> [AIM OF THE EXERCISE]:
Scan the lines below for the string "máxima" and copy every one that has it.

> [MATERIAL SUPPLIED]:
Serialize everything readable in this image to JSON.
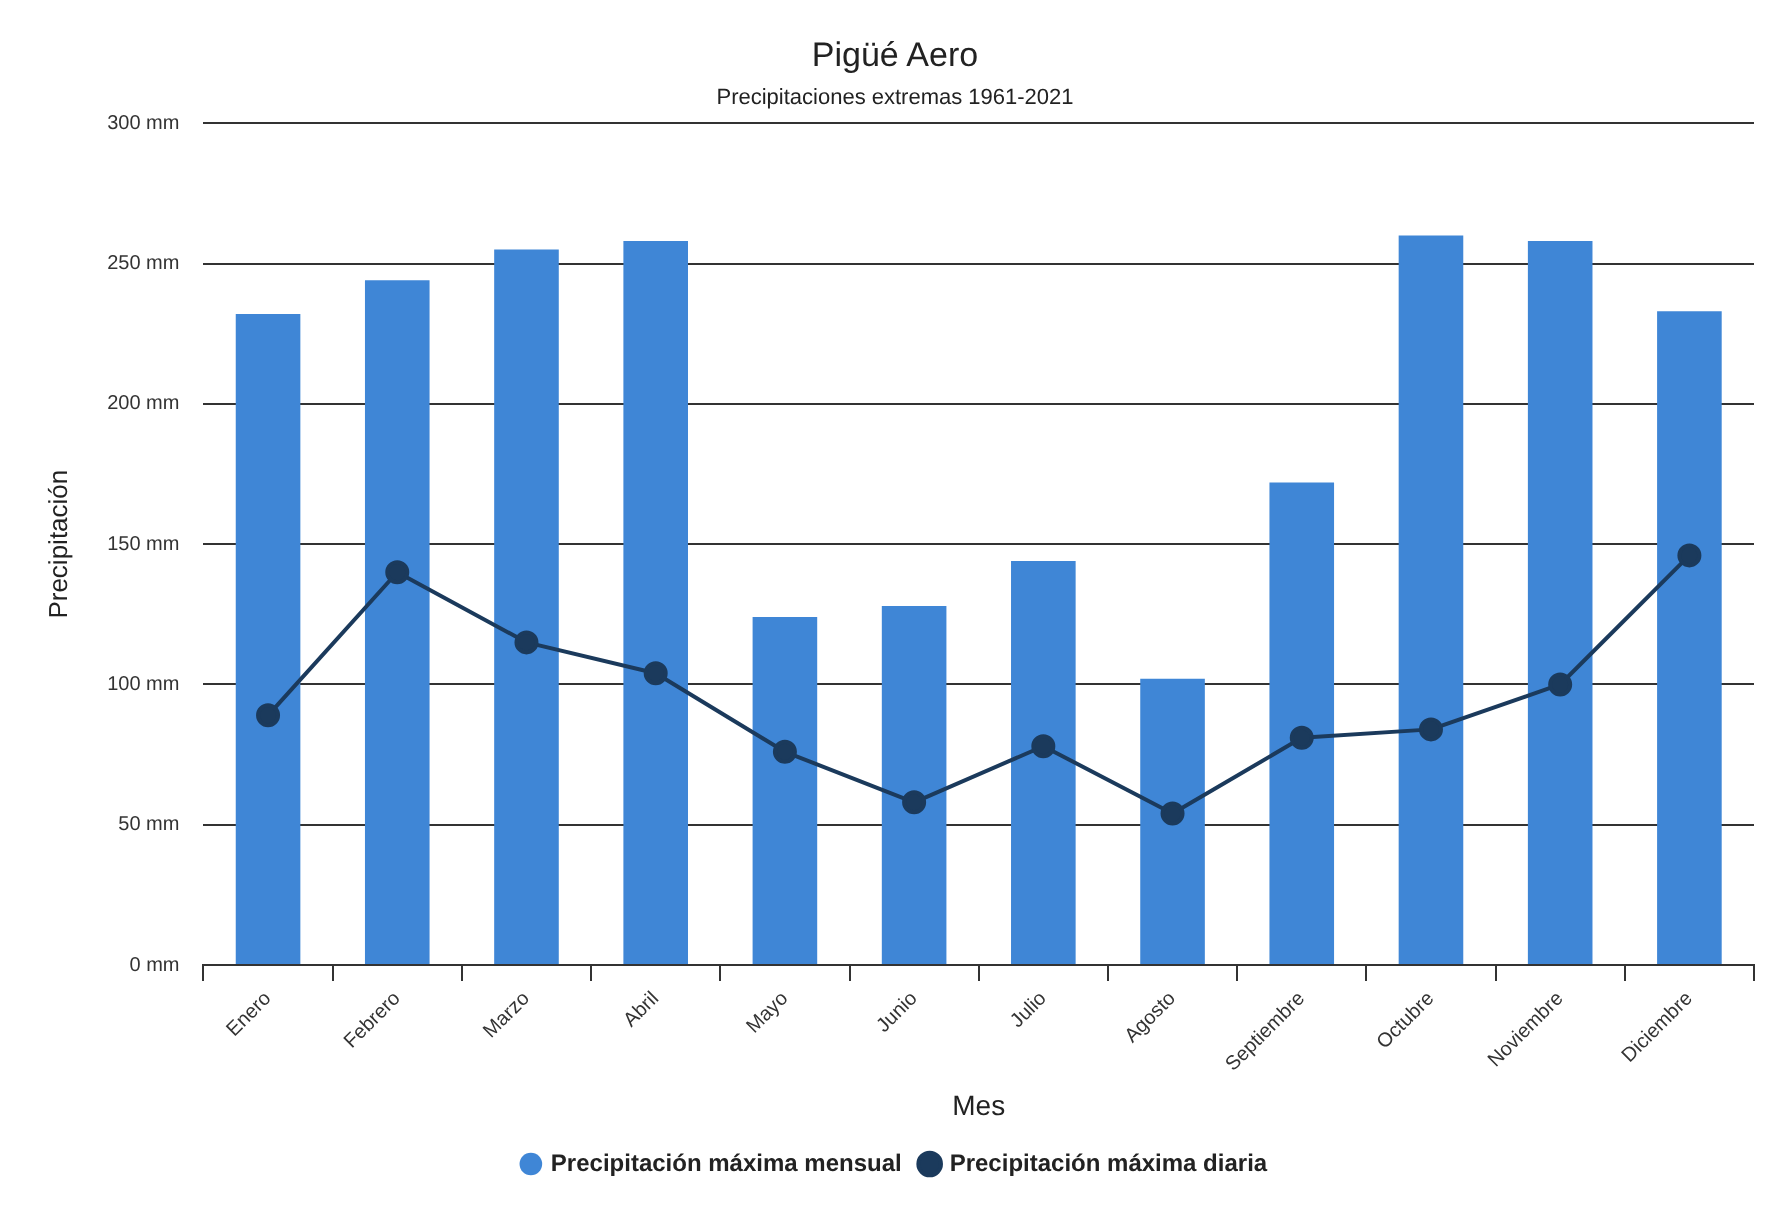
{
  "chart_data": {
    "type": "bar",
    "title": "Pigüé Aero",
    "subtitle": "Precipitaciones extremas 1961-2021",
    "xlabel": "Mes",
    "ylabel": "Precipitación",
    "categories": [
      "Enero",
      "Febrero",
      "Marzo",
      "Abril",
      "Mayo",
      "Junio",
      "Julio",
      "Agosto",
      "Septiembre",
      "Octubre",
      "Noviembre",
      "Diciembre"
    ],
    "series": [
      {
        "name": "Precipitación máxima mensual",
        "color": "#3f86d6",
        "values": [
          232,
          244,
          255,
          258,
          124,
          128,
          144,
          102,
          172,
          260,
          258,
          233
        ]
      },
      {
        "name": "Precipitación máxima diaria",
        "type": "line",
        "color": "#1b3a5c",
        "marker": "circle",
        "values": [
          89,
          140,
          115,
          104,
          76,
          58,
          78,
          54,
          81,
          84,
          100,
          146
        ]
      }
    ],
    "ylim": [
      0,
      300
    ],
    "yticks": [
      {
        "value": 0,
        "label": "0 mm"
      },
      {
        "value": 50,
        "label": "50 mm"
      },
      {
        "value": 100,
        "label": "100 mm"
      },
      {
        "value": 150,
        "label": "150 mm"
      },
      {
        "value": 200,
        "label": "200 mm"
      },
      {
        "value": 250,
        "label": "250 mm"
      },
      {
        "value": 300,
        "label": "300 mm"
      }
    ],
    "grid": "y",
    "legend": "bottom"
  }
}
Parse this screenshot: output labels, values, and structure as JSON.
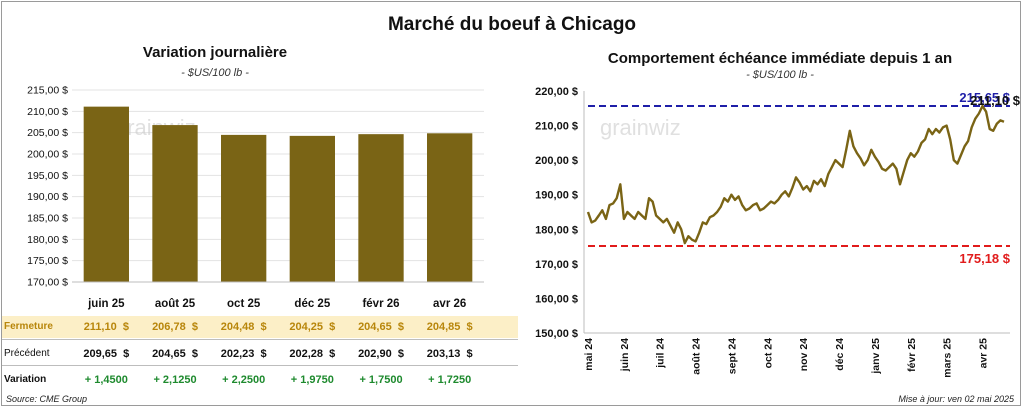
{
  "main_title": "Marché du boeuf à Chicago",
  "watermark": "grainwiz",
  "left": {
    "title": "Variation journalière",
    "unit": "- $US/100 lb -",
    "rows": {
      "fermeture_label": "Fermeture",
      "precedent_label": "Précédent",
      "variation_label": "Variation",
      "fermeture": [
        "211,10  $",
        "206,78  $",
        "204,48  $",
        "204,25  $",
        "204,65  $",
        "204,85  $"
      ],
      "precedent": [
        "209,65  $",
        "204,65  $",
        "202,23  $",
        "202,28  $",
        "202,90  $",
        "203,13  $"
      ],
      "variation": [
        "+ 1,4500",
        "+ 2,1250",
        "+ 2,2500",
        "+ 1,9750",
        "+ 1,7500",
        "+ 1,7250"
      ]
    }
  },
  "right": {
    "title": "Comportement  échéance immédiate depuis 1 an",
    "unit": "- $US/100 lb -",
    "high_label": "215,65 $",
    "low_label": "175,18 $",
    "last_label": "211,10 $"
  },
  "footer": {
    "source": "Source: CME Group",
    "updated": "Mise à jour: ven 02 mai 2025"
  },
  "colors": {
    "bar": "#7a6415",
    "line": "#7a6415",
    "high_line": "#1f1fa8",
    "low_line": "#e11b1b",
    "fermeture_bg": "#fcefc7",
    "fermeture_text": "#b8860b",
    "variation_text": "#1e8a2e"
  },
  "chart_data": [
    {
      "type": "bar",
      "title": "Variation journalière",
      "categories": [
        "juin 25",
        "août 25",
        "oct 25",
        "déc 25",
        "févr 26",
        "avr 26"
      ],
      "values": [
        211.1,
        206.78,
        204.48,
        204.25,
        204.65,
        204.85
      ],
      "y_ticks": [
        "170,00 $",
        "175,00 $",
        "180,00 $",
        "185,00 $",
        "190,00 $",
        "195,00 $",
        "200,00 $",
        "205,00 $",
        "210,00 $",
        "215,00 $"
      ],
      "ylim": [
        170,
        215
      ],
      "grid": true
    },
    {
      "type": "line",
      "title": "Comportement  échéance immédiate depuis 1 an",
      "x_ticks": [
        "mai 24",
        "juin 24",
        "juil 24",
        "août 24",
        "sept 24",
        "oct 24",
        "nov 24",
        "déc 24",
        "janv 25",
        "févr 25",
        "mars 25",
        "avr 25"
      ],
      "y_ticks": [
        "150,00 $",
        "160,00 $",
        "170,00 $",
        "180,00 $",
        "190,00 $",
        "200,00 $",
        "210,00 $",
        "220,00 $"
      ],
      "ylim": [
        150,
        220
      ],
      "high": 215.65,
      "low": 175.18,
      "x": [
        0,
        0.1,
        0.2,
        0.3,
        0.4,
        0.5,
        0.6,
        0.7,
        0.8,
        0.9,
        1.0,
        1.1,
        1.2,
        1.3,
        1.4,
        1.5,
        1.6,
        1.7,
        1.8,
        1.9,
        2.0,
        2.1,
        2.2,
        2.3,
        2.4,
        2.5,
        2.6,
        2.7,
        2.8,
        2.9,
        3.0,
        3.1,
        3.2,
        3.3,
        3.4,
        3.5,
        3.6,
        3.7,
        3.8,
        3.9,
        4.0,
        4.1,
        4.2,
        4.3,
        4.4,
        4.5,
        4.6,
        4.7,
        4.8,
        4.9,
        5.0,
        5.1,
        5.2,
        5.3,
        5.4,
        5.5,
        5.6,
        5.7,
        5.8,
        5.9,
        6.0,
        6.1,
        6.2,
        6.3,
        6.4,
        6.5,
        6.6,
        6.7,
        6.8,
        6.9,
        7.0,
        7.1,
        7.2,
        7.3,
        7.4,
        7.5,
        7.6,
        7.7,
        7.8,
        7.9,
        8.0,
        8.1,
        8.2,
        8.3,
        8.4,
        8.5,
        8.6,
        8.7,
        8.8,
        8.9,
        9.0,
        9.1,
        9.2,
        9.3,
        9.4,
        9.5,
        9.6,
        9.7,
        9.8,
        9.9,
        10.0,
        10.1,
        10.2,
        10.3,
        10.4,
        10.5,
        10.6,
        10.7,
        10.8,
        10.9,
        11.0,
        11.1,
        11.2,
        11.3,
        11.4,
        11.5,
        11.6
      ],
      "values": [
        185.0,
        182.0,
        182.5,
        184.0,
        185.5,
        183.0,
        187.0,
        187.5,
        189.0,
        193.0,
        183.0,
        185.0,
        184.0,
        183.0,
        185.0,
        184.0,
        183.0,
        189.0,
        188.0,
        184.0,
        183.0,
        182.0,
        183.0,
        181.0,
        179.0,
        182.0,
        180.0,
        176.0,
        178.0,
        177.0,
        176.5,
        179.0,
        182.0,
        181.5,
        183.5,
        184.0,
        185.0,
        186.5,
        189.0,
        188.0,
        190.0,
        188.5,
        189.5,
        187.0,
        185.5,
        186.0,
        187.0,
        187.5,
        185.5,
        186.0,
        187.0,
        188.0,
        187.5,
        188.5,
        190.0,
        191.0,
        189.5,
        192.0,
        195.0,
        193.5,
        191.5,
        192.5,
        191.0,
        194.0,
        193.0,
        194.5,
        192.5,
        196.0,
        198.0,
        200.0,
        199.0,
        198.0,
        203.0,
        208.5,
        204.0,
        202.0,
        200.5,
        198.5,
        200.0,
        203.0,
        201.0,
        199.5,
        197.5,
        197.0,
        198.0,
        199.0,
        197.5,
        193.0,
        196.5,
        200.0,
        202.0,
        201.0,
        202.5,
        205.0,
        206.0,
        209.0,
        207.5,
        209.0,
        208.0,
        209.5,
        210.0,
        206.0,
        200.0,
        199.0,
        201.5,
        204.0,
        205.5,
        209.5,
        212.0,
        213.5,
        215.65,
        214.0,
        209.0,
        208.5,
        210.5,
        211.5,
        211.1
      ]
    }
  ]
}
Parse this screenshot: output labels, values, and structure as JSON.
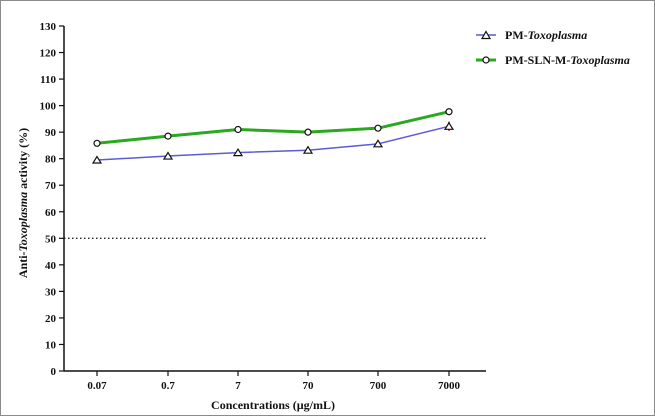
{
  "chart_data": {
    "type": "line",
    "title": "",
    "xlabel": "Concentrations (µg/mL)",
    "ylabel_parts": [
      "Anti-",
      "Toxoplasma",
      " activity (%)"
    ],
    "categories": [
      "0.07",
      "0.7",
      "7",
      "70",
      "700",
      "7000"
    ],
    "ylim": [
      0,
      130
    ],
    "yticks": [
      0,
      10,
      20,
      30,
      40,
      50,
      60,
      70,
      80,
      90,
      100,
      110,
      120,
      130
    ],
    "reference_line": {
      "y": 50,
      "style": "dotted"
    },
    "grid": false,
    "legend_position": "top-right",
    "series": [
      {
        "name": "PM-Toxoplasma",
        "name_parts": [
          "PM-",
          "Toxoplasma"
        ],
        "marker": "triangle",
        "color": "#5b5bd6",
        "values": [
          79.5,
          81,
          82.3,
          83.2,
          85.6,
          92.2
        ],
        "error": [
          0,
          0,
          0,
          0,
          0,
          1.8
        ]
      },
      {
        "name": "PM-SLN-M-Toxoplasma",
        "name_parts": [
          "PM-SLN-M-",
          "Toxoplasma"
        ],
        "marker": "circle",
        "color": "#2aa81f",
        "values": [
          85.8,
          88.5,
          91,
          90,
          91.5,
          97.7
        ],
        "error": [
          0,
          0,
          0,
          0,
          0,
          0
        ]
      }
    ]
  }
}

> [OUTPUT FOR THIS TASK]:
        "name": "Precipitación máxima mensual",
        "name": "Precipitación máxima diaria",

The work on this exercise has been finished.